» Exercise objective:
Wherever a line in the data below holds "such", copy that line.

(Items from a data source)
%%
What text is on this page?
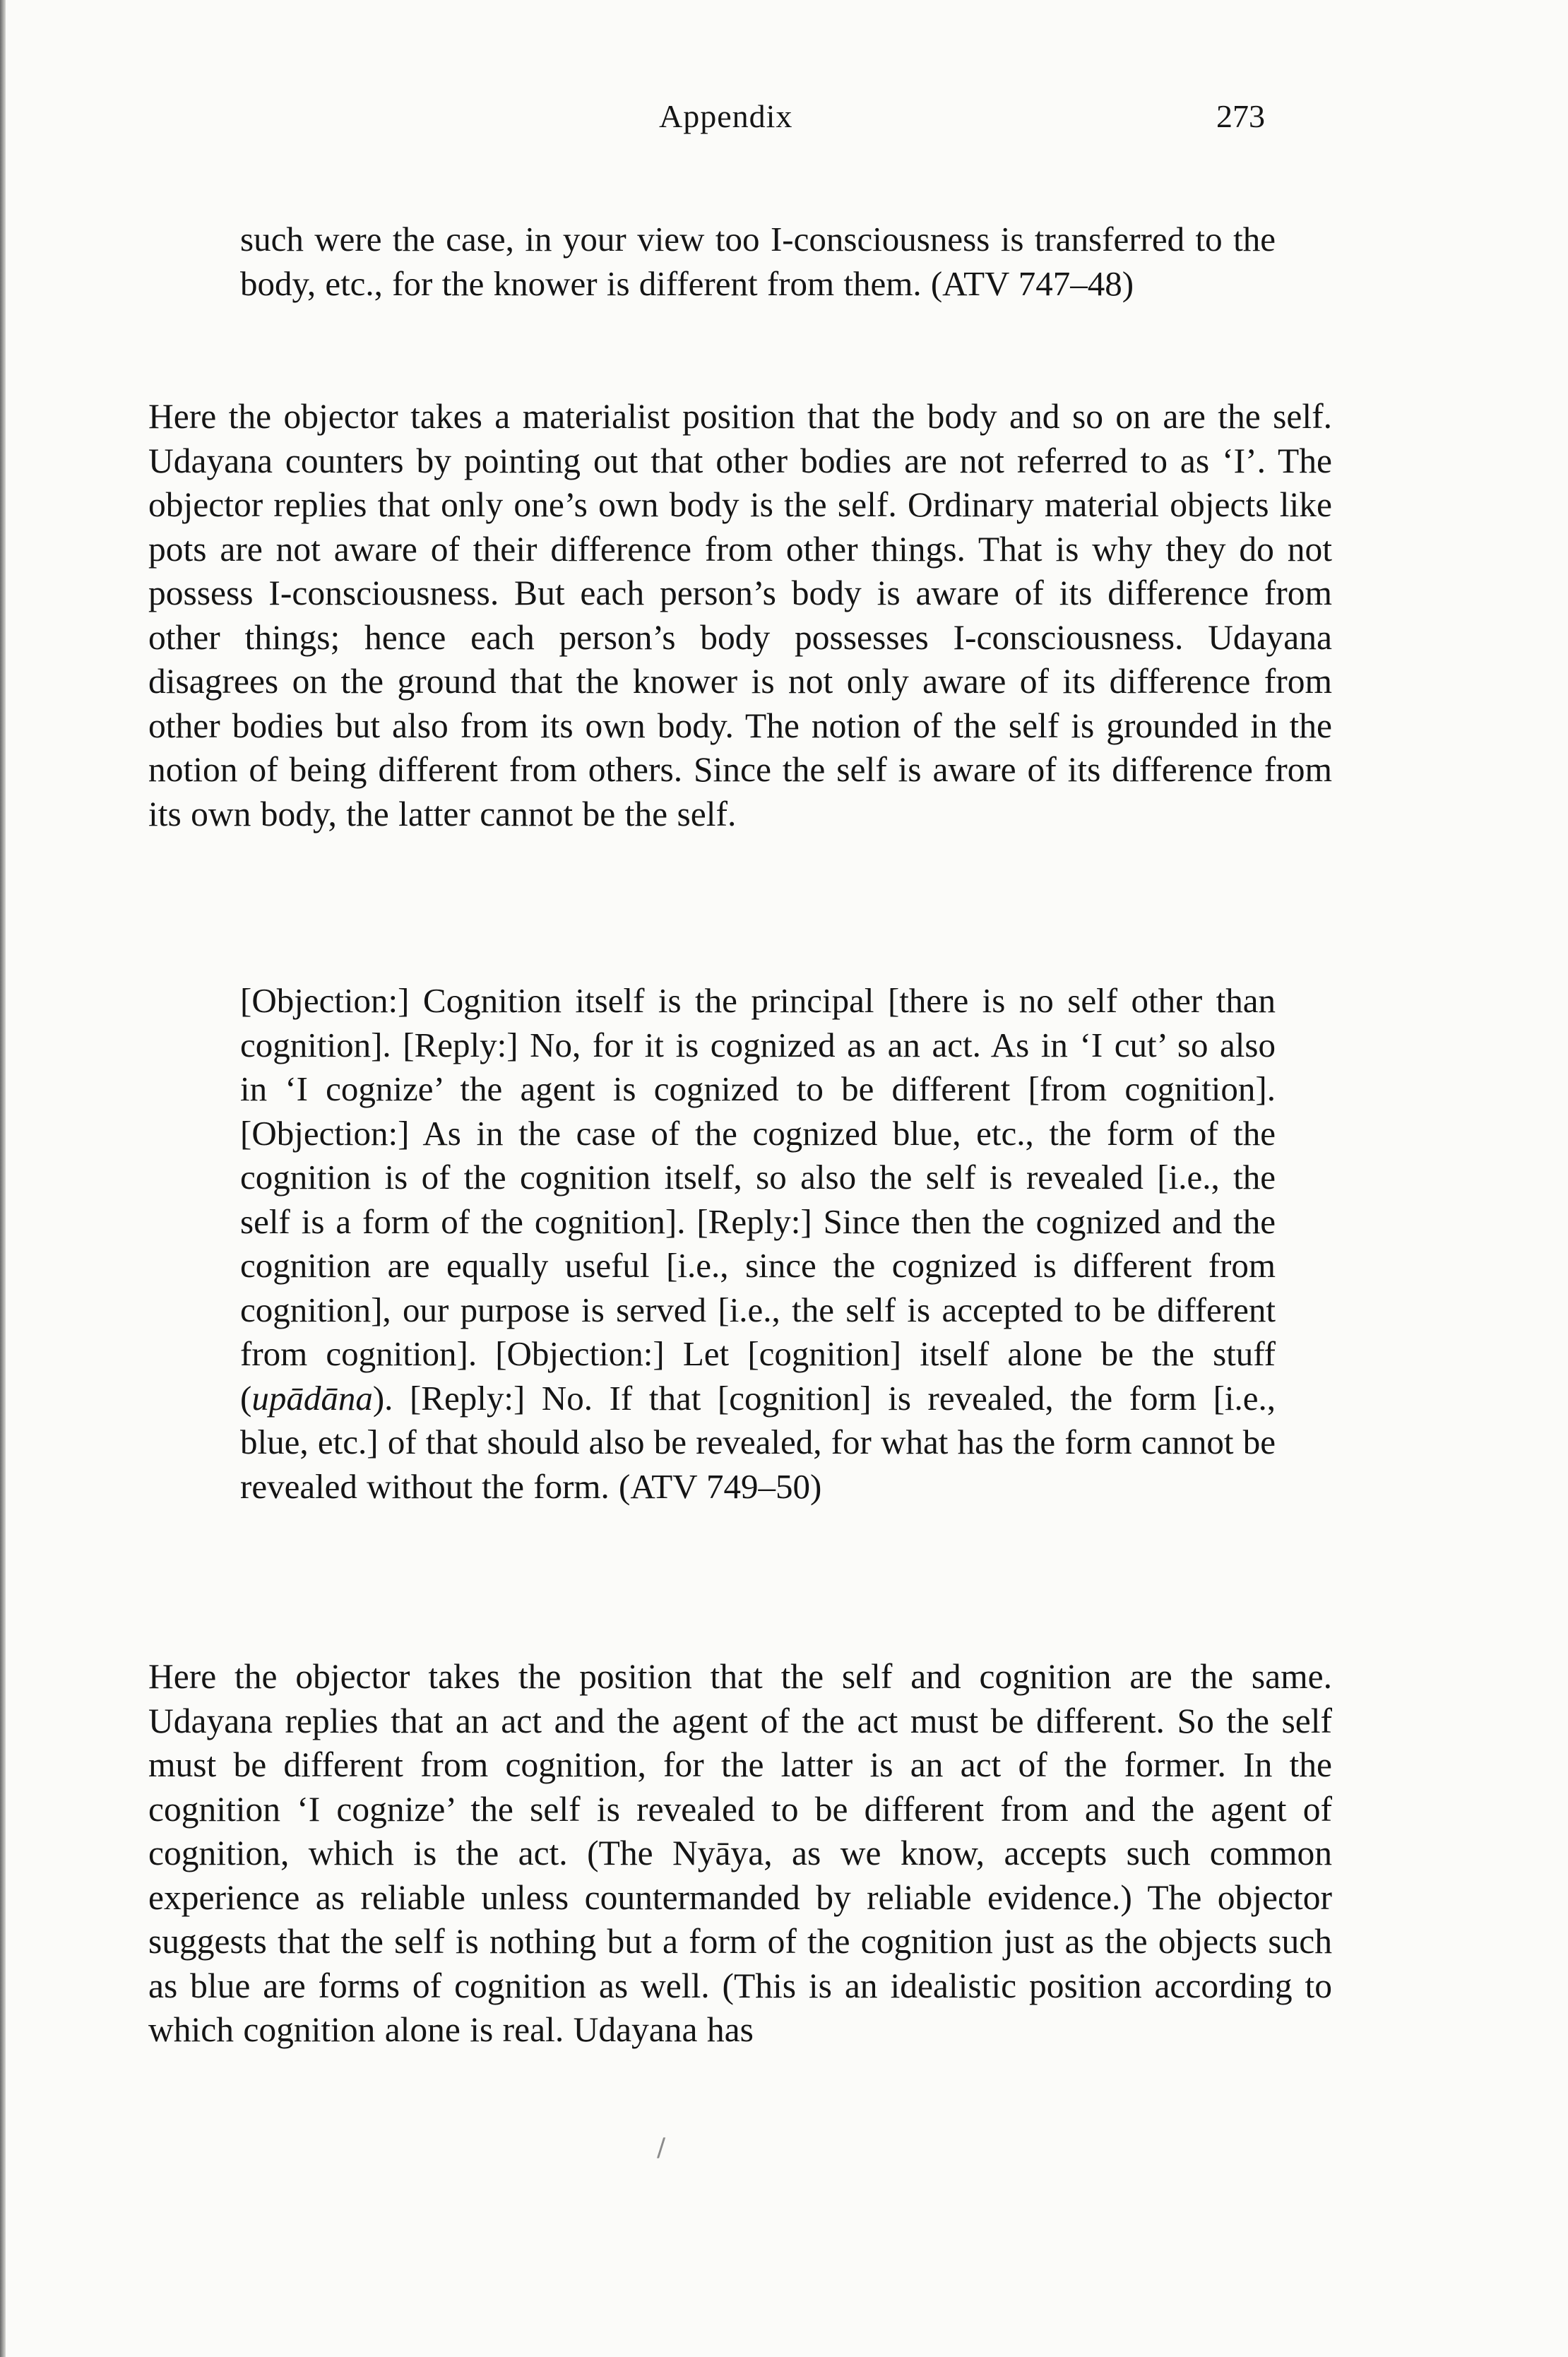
Appendix	273
such were the case, in your view too I-consciousness is transferred to the body, etc., for the knower is different from them. (ATV 747–48)
Here the objector takes a materialist position that the body and so on are the self. Udayana counters by pointing out that other bodies are not referred to as ‘I’. The objector replies that only one’s own body is the self. Ordinary material objects like pots are not aware of their difference from other things. That is why they do not possess I-consciousness. But each person’s body is aware of its difference from other things; hence each person’s body possesses I-consciousness. Udayana disagrees on the ground that the knower is not only aware of its difference from other bodies but also from its own body. The notion of the self is grounded in the notion of being different from others. Since the self is aware of its difference from its own body, the latter cannot be the self.
[Objection:] Cognition itself is the principal [there is no self other than cognition]. [Reply:] No, for it is cognized as an act. As in ‘I cut’ so also in ‘I cognize’ the agent is cognized to be different [from cognition]. [Objection:] As in the case of the cognized blue, etc., the form of the cognition is of the cognition itself, so also the self is revealed [i.e., the self is a form of the cognition]. [Reply:] Since then the cognized and the cognition are equally useful [i.e., since the cognized is different from cognition], our purpose is served [i.e., the self is accepted to be different from cognition]. [Objection:] Let [cognition] itself alone be the stuff (upādāna). [Reply:] No. If that [cognition] is revealed, the form [i.e., blue, etc.] of that should also be revealed, for what has the form cannot be revealed without the form. (ATV 749–50)
Here the objector takes the position that the self and cognition are the same. Udayana replies that an act and the agent of the act must be different. So the self must be different from cognition, for the latter is an act of the former. In the cognition ‘I cognize’ the self is revealed to be different from and the agent of cognition, which is the act. (The Nyāya, as we know, accepts such common experience as reliable unless countermanded by reliable evidence.) The objector suggests that the self is nothing but a form of the cognition just as the objects such as blue are forms of cognition as well. (This is an idealistic position according to which cognition alone is real. Udayana has
/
%%
» Exercise output:
such were the case, in your view too I-consciousness is transferred to the body, etc., for the knower is different from them. (ATV 747–48)
Here the objector takes the position that the self and cognition are the same. Udayana replies that an act and the agent of the act must be different. So the self must be different from cognition, for the latter is an act of the former. In the cognition ‘I cognize’ the self is revealed to be different from and the agent of cognition, which is the act. (The Nyāya, as we know, accepts such common experience as reliable unless countermanded by reliable evidence.) The objector suggests that the self is nothing but a form of the cognition just as the objects such as blue are forms of cognition as well. (This is an idealistic position according to which cognition alone is real. Udayana has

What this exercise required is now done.